→ Your goal:
With the pictures omitted, write out the entries that follow exactly as they stand.

########################################

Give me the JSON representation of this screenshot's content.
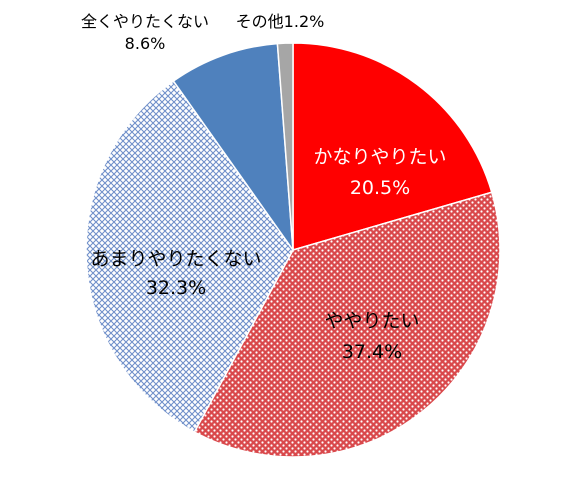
{
  "chart_data": {
    "type": "pie",
    "title": "",
    "unit": "%",
    "slices": [
      {
        "label": "かなりやりたい",
        "value": 20.5,
        "value_text": "20.5%",
        "color": "#ff0000",
        "pattern": "solid",
        "text_color": "#ffffff"
      },
      {
        "label": "ややりたい",
        "value": 37.4,
        "value_text": "37.4%",
        "color": "#d9484b",
        "pattern": "dots",
        "text_color": "#000000"
      },
      {
        "label": "あまりやりたくない",
        "value": 32.3,
        "value_text": "32.3%",
        "color": "#8eaadb",
        "pattern": "lattice",
        "text_color": "#000000"
      },
      {
        "label": "全くやりたくない",
        "value": 8.6,
        "value_text": "8.6%",
        "color": "#4f81bd",
        "pattern": "solid",
        "text_color": "#000000"
      },
      {
        "label": "その他",
        "value": 1.2,
        "value_text": "1.2%",
        "color": "#a6a6a6",
        "pattern": "solid",
        "text_color": "#000000"
      }
    ],
    "start_angle": "12 o'clock",
    "direction": "clockwise",
    "legend": "none",
    "data_labels": "category and percentage"
  }
}
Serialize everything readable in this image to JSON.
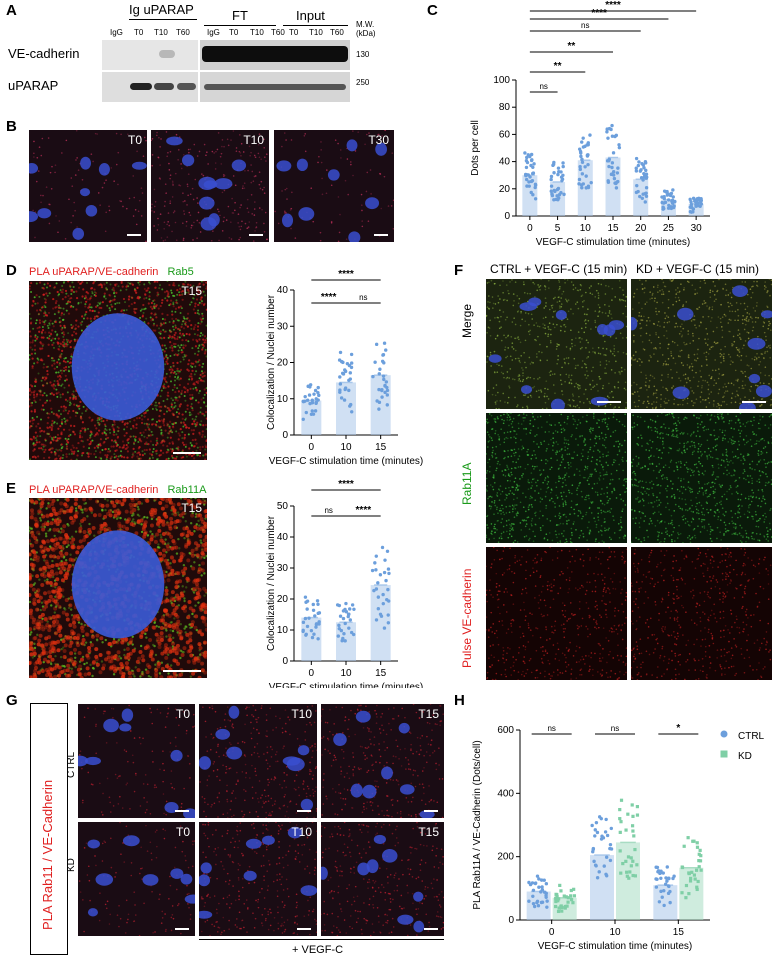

########################################

→ Exercise response:
Give me the JSON representation of this screenshot's content.
{
  "chart_data": {
    "type": "pie",
    "title": "",
    "unit": "%",
    "slices": [
      {
        "label": "かなりやりたい",
        "value": 20.5,
        "value_text": "20.5%",
        "color": "#ff0000",
        "pattern": "solid",
        "text_color": "#ffffff"
      },
      {
        "label": "ややりたい",
        "value": 37.4,
        "value_text": "37.4%",
        "color": "#d9484b",
        "pattern": "dots",
        "text_color": "#000000"
      },
      {
        "label": "あまりやりたくない",
        "value": 32.3,
        "value_text": "32.3%",
        "color": "#8eaadb",
        "pattern": "lattice",
        "text_color": "#000000"
      },
      {
        "label": "全くやりたくない",
        "value": 8.6,
        "value_text": "8.6%",
        "color": "#4f81bd",
        "pattern": "solid",
        "text_color": "#000000"
      },
      {
        "label": "その他",
        "value": 1.2,
        "value_text": "1.2%",
        "color": "#a6a6a6",
        "pattern": "solid",
        "text_color": "#000000"
      }
    ],
    "start_angle": "12 o'clock",
    "direction": "clockwise",
    "legend": "none",
    "data_labels": "category and percentage"
  }
}
Serialize everything readable in this image to JSON.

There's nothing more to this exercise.